Read the lines that follow and pick out every one containing the word "Ahad".

-- start of Task inputs --

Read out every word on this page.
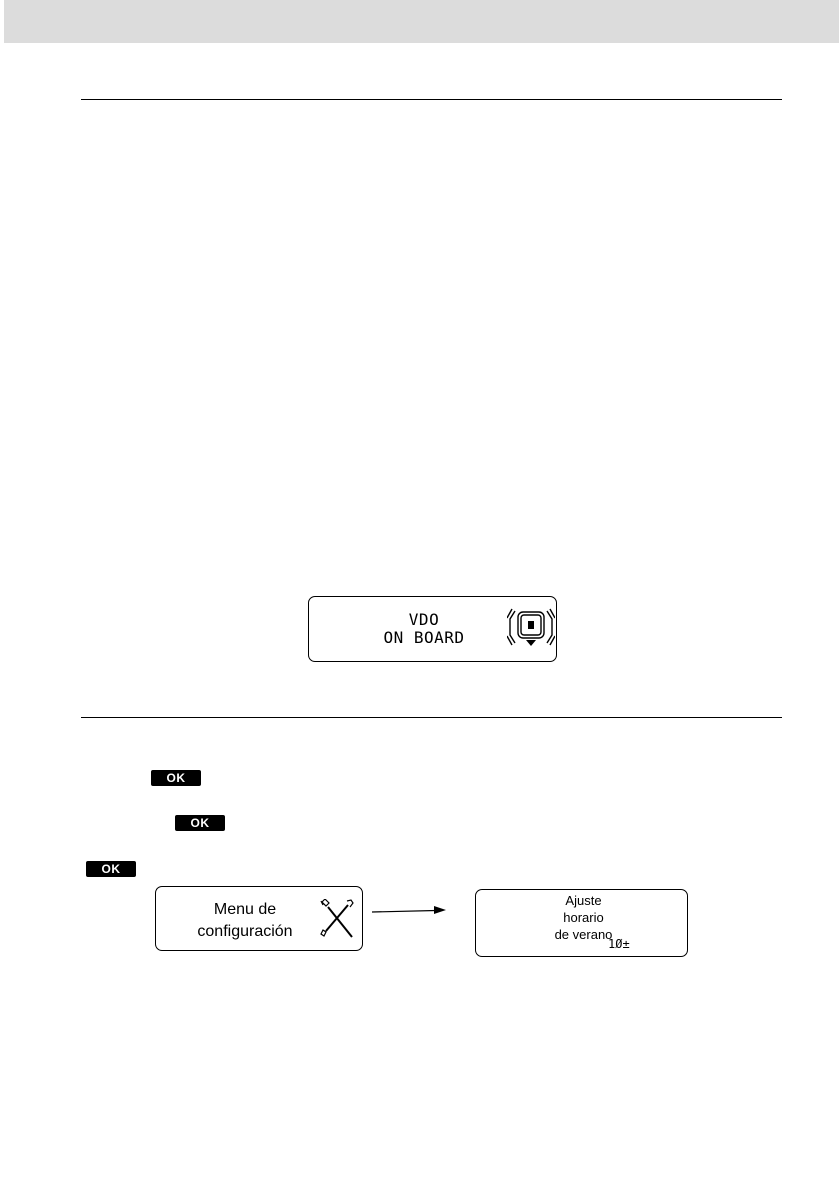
VDO
ON BOARD
OK
OK
OK
Menu de
configuración
Ajuste
horario
de verano
1Ø±
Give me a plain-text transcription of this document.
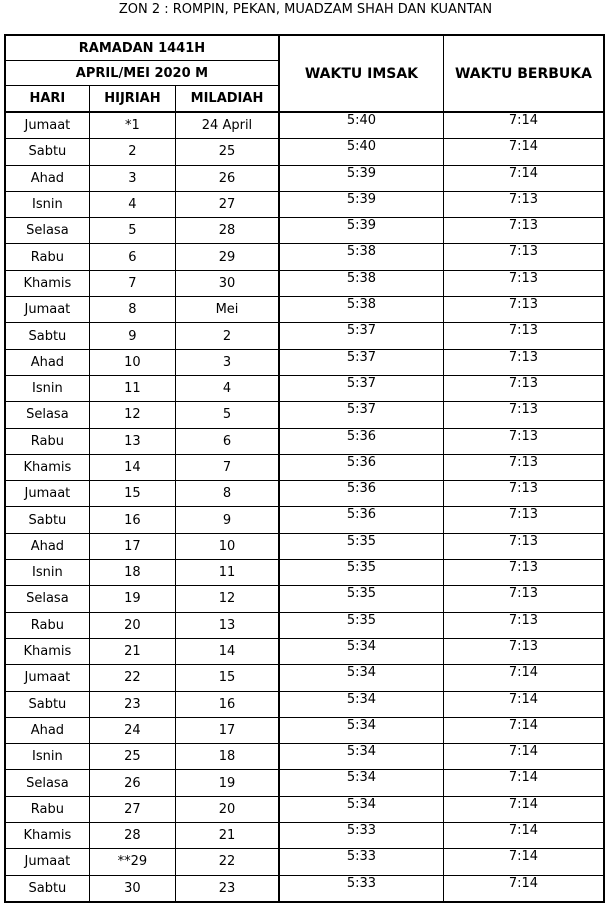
ZON 2 : ROMPIN, PEKAN, MUADZAM SHAH DAN KUANTAN
RAMADAN 1441H			WAKTU IMSAK	WAKTU BERBUKA
APRIL/MEI 2020 M				
HARI	HIJRIAH	MILADIAH		
Jumaat	*1	24 April	5:40	7:14
Sabtu	2	25	5:40	7:14
Ahad	3	26	5:39	7:14
Isnin	4	27	5:39	7:13
Selasa	5	28	5:39	7:13
Rabu	6	29	5:38	7:13
Khamis	7	30	5:38	7:13
Jumaat	8	Mei	5:38	7:13
Sabtu	9	2	5:37	7:13
Ahad	10	3	5:37	7:13
Isnin	11	4	5:37	7:13
Selasa	12	5	5:37	7:13
Rabu	13	6	5:36	7:13
Khamis	14	7	5:36	7:13
Jumaat	15	8	5:36	7:13
Sabtu	16	9	5:36	7:13
Ahad	17	10	5:35	7:13
Isnin	18	11	5:35	7:13
Selasa	19	12	5:35	7:13
Rabu	20	13	5:35	7:13
Khamis	21	14	5:34	7:13
Jumaat	22	15	5:34	7:14
Sabtu	23	16	5:34	7:14
Ahad	24	17	5:34	7:14
Isnin	25	18	5:34	7:14
Selasa	26	19	5:34	7:14
Rabu	27	20	5:34	7:14
Khamis	28	21	5:33	7:14
Jumaat	**29	22	5:33	7:14
Sabtu	30	23	5:33	7:14
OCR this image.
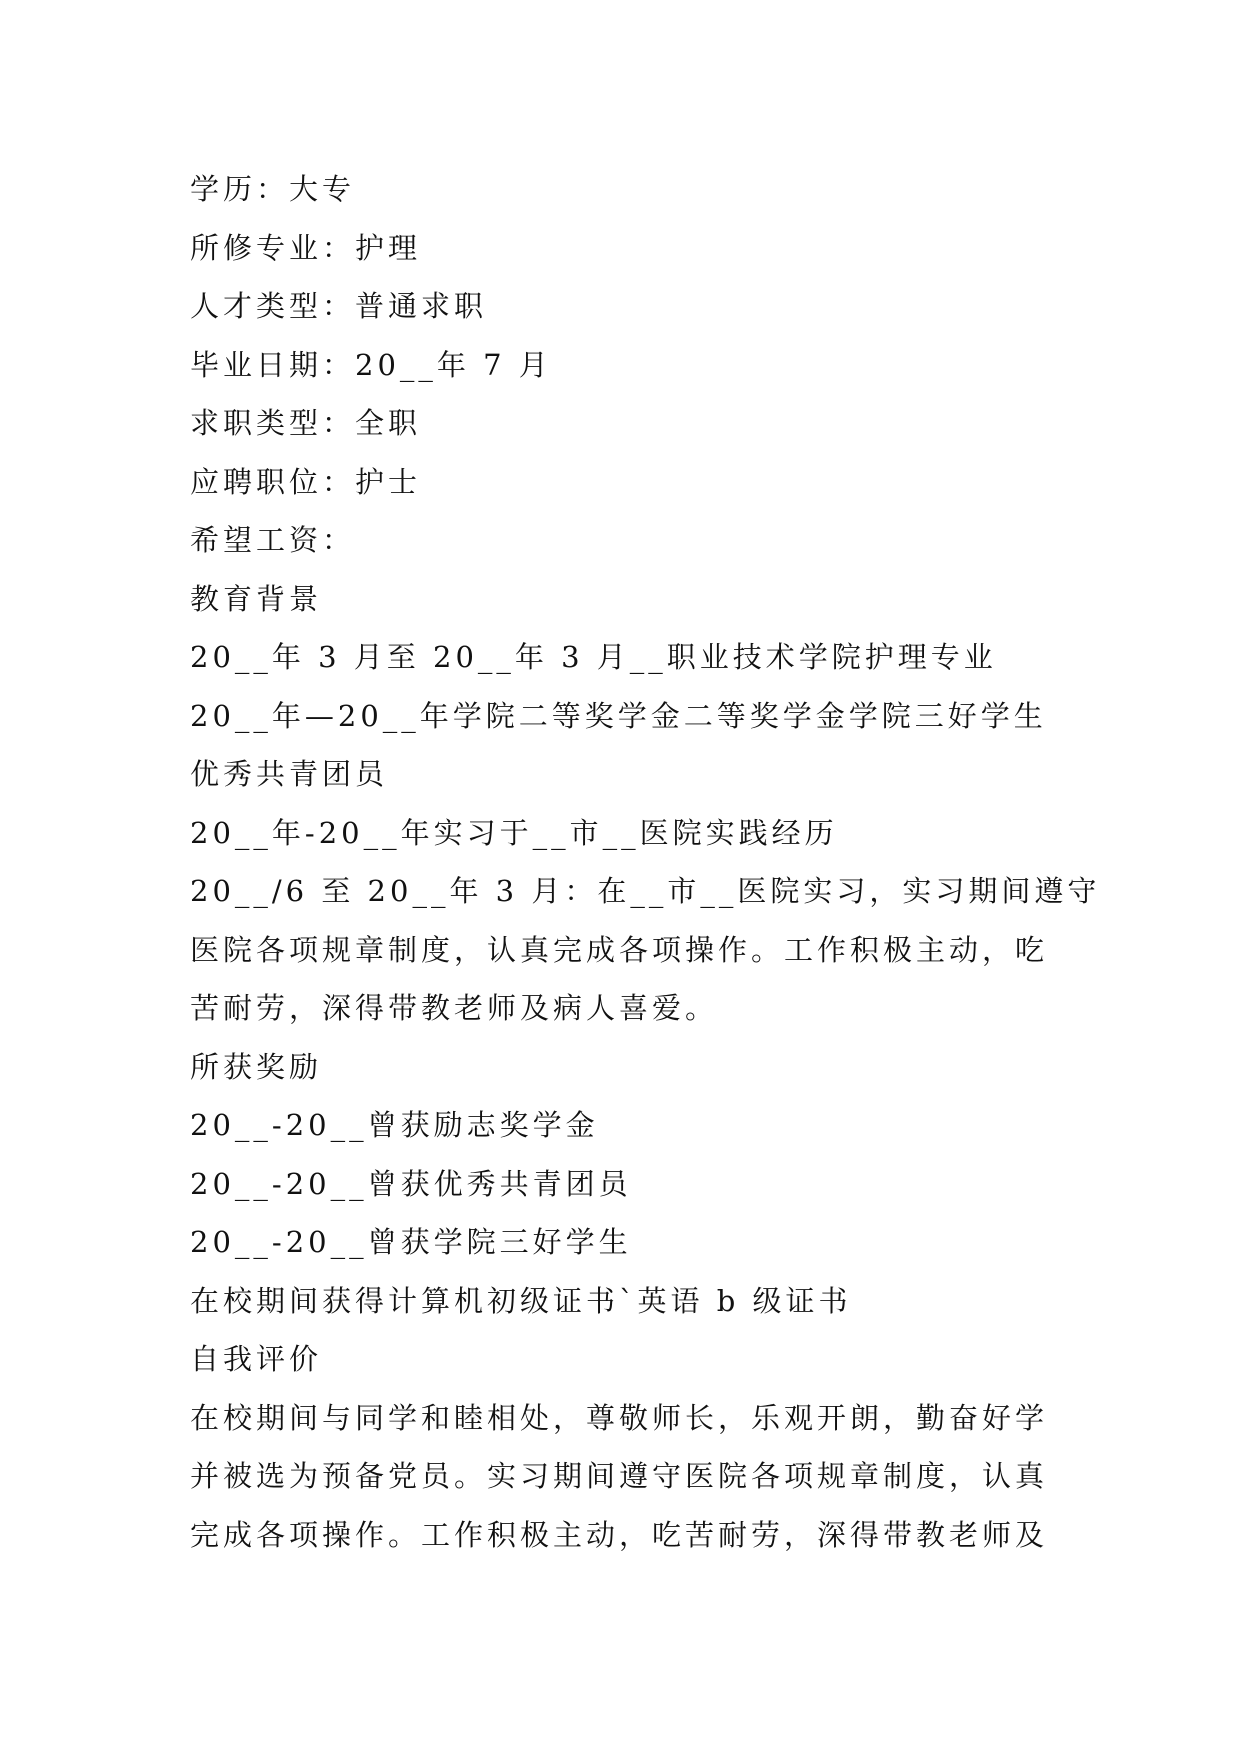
学历：大专
所修专业：护理
人才类型：普通求职
毕业日期：20__年 7 月
求职类型：全职
应聘职位：护士
希望工资：
教育背景
20__年 3 月至 20__年 3 月__职业技术学院护理专业
20__年—20__年学院二等奖学金二等奖学金学院三好学生
优秀共青团员
20__年-20__年实习于__市__医院实践经历
20__/6 至 20__年 3 月：在__市__医院实习，实习期间遵守
医院各项规章制度，认真完成各项操作。工作积极主动，吃
苦耐劳，深得带教老师及病人喜爱。
所获奖励
20__-20__曾获励志奖学金
20__-20__曾获优秀共青团员
20__-20__曾获学院三好学生
在校期间获得计算机初级证书`英语 b 级证书
自我评价
在校期间与同学和睦相处，尊敬师长，乐观开朗，勤奋好学
并被选为预备党员。实习期间遵守医院各项规章制度，认真
完成各项操作。工作积极主动，吃苦耐劳，深得带教老师及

-- end of Task inputs --

• Solution for this exercise:
Ahad	3	26	5:39	7:14
Ahad	10	3	5:37	7:13
Ahad	17	10	5:35	7:13
Ahad	24	17	5:34	7:14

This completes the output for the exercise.